EXERCISE GOAL —
The listing beneath should be written out in full, exactly as shown.

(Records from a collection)

__________

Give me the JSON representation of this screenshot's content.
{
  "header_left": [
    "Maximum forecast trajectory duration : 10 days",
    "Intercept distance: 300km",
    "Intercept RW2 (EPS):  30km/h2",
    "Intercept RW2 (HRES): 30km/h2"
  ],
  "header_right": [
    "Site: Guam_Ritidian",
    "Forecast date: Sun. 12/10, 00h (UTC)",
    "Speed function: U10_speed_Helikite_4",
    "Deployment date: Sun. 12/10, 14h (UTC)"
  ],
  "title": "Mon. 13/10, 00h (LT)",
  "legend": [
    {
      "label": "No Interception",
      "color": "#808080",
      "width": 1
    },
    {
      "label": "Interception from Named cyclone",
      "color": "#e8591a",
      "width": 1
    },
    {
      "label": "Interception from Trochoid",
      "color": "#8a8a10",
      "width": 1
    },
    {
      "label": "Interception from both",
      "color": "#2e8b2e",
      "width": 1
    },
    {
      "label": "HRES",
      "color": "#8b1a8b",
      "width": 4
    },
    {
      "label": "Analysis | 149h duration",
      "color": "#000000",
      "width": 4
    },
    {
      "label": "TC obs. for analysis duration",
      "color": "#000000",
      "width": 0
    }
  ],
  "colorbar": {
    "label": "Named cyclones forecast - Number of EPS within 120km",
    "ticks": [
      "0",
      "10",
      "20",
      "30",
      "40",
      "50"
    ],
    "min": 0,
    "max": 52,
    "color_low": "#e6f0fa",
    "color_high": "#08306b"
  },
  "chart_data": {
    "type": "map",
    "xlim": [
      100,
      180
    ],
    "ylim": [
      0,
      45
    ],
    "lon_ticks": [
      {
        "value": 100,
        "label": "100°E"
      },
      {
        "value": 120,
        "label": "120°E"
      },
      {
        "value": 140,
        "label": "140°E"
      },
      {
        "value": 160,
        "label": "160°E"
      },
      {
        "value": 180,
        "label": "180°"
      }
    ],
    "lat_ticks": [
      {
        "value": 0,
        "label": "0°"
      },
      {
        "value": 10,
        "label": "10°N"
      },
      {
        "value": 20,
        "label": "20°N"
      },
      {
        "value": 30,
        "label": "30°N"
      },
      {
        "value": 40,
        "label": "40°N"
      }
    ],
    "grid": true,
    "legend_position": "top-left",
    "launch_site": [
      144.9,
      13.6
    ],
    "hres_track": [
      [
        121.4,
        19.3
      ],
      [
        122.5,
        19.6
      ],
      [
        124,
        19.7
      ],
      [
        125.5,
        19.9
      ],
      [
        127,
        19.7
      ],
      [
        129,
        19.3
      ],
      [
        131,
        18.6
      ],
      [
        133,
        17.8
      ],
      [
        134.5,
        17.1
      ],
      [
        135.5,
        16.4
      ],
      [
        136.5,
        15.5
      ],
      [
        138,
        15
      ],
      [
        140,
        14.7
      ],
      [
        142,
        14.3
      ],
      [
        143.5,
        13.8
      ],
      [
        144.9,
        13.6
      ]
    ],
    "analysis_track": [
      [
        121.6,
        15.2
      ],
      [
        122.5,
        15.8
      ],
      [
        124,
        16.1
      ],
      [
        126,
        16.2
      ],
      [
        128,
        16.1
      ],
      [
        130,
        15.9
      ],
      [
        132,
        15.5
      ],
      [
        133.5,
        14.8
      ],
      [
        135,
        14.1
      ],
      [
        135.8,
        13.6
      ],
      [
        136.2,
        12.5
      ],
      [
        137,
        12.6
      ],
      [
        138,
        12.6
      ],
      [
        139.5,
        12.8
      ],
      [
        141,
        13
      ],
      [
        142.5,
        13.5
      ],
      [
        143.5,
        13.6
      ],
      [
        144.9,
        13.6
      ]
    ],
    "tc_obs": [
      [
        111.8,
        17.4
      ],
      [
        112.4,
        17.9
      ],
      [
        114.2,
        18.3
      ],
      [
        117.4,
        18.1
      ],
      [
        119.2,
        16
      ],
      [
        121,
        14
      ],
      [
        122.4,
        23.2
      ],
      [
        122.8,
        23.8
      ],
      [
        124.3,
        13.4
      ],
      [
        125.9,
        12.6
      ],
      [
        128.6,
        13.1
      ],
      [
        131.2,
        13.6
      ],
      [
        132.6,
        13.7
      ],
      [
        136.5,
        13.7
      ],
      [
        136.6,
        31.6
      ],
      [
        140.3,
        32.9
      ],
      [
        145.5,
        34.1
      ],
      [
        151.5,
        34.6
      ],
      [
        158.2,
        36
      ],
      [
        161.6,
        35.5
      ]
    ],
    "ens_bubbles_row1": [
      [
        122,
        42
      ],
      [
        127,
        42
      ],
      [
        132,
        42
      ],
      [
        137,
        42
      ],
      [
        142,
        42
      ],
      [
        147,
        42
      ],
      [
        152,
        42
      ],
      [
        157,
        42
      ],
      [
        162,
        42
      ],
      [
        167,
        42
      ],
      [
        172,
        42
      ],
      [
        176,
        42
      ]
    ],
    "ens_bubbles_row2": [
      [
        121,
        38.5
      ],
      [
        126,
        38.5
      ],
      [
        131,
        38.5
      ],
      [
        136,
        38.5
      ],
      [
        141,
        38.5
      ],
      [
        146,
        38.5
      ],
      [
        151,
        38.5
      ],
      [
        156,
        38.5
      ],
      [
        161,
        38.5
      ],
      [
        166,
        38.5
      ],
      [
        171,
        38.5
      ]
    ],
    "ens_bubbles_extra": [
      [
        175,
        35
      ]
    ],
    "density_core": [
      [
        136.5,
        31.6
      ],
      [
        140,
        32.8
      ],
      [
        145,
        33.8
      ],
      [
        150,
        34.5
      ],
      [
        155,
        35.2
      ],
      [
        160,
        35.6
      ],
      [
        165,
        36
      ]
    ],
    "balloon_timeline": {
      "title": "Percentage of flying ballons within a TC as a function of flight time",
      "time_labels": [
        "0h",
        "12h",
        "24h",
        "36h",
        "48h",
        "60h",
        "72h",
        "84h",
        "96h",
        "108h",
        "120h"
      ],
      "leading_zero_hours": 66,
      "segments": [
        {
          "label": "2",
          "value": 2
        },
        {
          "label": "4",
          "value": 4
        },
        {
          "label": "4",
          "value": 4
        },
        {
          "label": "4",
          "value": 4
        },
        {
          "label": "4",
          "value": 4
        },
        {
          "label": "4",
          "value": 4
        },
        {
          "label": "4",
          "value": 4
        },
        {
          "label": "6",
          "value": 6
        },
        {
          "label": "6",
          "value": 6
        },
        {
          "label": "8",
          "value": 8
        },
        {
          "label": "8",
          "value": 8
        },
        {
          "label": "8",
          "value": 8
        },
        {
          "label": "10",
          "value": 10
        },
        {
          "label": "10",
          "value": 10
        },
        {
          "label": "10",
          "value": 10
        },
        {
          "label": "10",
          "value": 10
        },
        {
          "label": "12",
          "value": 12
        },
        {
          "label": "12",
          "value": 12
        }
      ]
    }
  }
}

__________

THE RESPONSE —
Give me the JSON representation of this screenshot's content.
{
  "header_left": [
    "Maximum forecast trajectory duration : 10 days",
    "Intercept distance: 300km",
    "Intercept RW2 (EPS):  30km/h2",
    "Intercept RW2 (HRES): 30km/h2"
  ],
  "header_right": [
    "Site: Guam_Ritidian",
    "Forecast date: Sun. 12/10, 00h (UTC)",
    "Speed function: U10_speed_Helikite_4",
    "Deployment date: Sun. 12/10, 14h (UTC)"
  ],
  "title": "Mon. 13/10, 00h (LT)",
  "legend": [
    {
      "label": "No Interception",
      "color": "#808080",
      "width": 1
    },
    {
      "label": "Interception from Named cyclone",
      "color": "#e8591a",
      "width": 1
    },
    {
      "label": "Interception from Trochoid",
      "color": "#8a8a10",
      "width": 1
    },
    {
      "label": "Interception from both",
      "color": "#2e8b2e",
      "width": 1
    },
    {
      "label": "HRES",
      "color": "#8b1a8b",
      "width": 4
    },
    {
      "label": "Analysis | 149h duration",
      "color": "#000000",
      "width": 4
    },
    {
      "label": "TC obs. for analysis duration",
      "color": "#000000",
      "width": 0
    }
  ],
  "colorbar": {
    "label": "Named cyclones forecast - Number of EPS within 120km",
    "ticks": [
      "0",
      "10",
      "20",
      "30",
      "40",
      "50"
    ],
    "min": 0,
    "max": 52,
    "color_low": "#e6f0fa",
    "color_high": "#08306b"
  },
  "chart_data": {
    "type": "map",
    "xlim": [
      100,
      180
    ],
    "ylim": [
      0,
      45
    ],
    "lon_ticks": [
      {
        "value": 100,
        "label": "100°E"
      },
      {
        "value": 120,
        "label": "120°E"
      },
      {
        "value": 140,
        "label": "140°E"
      },
      {
        "value": 160,
        "label": "160°E"
      },
      {
        "value": 180,
        "label": "180°"
      }
    ],
    "lat_ticks": [
      {
        "value": 0,
        "label": "0°"
      },
      {
        "value": 10,
        "label": "10°N"
      },
      {
        "value": 20,
        "label": "20°N"
      },
      {
        "value": 30,
        "label": "30°N"
      },
      {
        "value": 40,
        "label": "40°N"
      }
    ],
    "grid": true,
    "legend_position": "top-left",
    "launch_site": [
      144.9,
      13.6
    ],
    "hres_track": [
      [
        121.4,
        19.3
      ],
      [
        122.5,
        19.6
      ],
      [
        124,
        19.7
      ],
      [
        125.5,
        19.9
      ],
      [
        127,
        19.7
      ],
      [
        129,
        19.3
      ],
      [
        131,
        18.6
      ],
      [
        133,
        17.8
      ],
      [
        134.5,
        17.1
      ],
      [
        135.5,
        16.4
      ],
      [
        136.5,
        15.5
      ],
      [
        138,
        15
      ],
      [
        140,
        14.7
      ],
      [
        142,
        14.3
      ],
      [
        143.5,
        13.8
      ],
      [
        144.9,
        13.6
      ]
    ],
    "analysis_track": [
      [
        121.6,
        15.2
      ],
      [
        122.5,
        15.8
      ],
      [
        124,
        16.1
      ],
      [
        126,
        16.2
      ],
      [
        128,
        16.1
      ],
      [
        130,
        15.9
      ],
      [
        132,
        15.5
      ],
      [
        133.5,
        14.8
      ],
      [
        135,
        14.1
      ],
      [
        135.8,
        13.6
      ],
      [
        136.2,
        12.5
      ],
      [
        137,
        12.6
      ],
      [
        138,
        12.6
      ],
      [
        139.5,
        12.8
      ],
      [
        141,
        13
      ],
      [
        142.5,
        13.5
      ],
      [
        143.5,
        13.6
      ],
      [
        144.9,
        13.6
      ]
    ],
    "tc_obs": [
      [
        111.8,
        17.4
      ],
      [
        112.4,
        17.9
      ],
      [
        114.2,
        18.3
      ],
      [
        117.4,
        18.1
      ],
      [
        119.2,
        16
      ],
      [
        121,
        14
      ],
      [
        122.4,
        23.2
      ],
      [
        122.8,
        23.8
      ],
      [
        124.3,
        13.4
      ],
      [
        125.9,
        12.6
      ],
      [
        128.6,
        13.1
      ],
      [
        131.2,
        13.6
      ],
      [
        132.6,
        13.7
      ],
      [
        136.5,
        13.7
      ],
      [
        136.6,
        31.6
      ],
      [
        140.3,
        32.9
      ],
      [
        145.5,
        34.1
      ],
      [
        151.5,
        34.6
      ],
      [
        158.2,
        36
      ],
      [
        161.6,
        35.5
      ]
    ],
    "ens_bubbles_row1": [
      [
        122,
        42
      ],
      [
        127,
        42
      ],
      [
        132,
        42
      ],
      [
        137,
        42
      ],
      [
        142,
        42
      ],
      [
        147,
        42
      ],
      [
        152,
        42
      ],
      [
        157,
        42
      ],
      [
        162,
        42
      ],
      [
        167,
        42
      ],
      [
        172,
        42
      ],
      [
        176,
        42
      ]
    ],
    "ens_bubbles_row2": [
      [
        121,
        38.5
      ],
      [
        126,
        38.5
      ],
      [
        131,
        38.5
      ],
      [
        136,
        38.5
      ],
      [
        141,
        38.5
      ],
      [
        146,
        38.5
      ],
      [
        151,
        38.5
      ],
      [
        156,
        38.5
      ],
      [
        161,
        38.5
      ],
      [
        166,
        38.5
      ],
      [
        171,
        38.5
      ]
    ],
    "ens_bubbles_extra": [
      [
        175,
        35
      ]
    ],
    "density_core": [
      [
        136.5,
        31.6
      ],
      [
        140,
        32.8
      ],
      [
        145,
        33.8
      ],
      [
        150,
        34.5
      ],
      [
        155,
        35.2
      ],
      [
        160,
        35.6
      ],
      [
        165,
        36
      ]
    ],
    "balloon_timeline": {
      "title": "Percentage of flying ballons within a TC as a function of flight time",
      "time_labels": [
        "0h",
        "12h",
        "24h",
        "36h",
        "48h",
        "60h",
        "72h",
        "84h",
        "96h",
        "108h",
        "120h"
      ],
      "leading_zero_hours": 66,
      "segments": [
        {
          "label": "2",
          "value": 2
        },
        {
          "label": "4",
          "value": 4
        },
        {
          "label": "4",
          "value": 4
        },
        {
          "label": "4",
          "value": 4
        },
        {
          "label": "4",
          "value": 4
        },
        {
          "label": "4",
          "value": 4
        },
        {
          "label": "4",
          "value": 4
        },
        {
          "label": "6",
          "value": 6
        },
        {
          "label": "6",
          "value": 6
        },
        {
          "label": "8",
          "value": 8
        },
        {
          "label": "8",
          "value": 8
        },
        {
          "label": "8",
          "value": 8
        },
        {
          "label": "10",
          "value": 10
        },
        {
          "label": "10",
          "value": 10
        },
        {
          "label": "10",
          "value": 10
        },
        {
          "label": "10",
          "value": 10
        },
        {
          "label": "12",
          "value": 12
        },
        {
          "label": "12",
          "value": 12
        }
      ]
    }
  }
}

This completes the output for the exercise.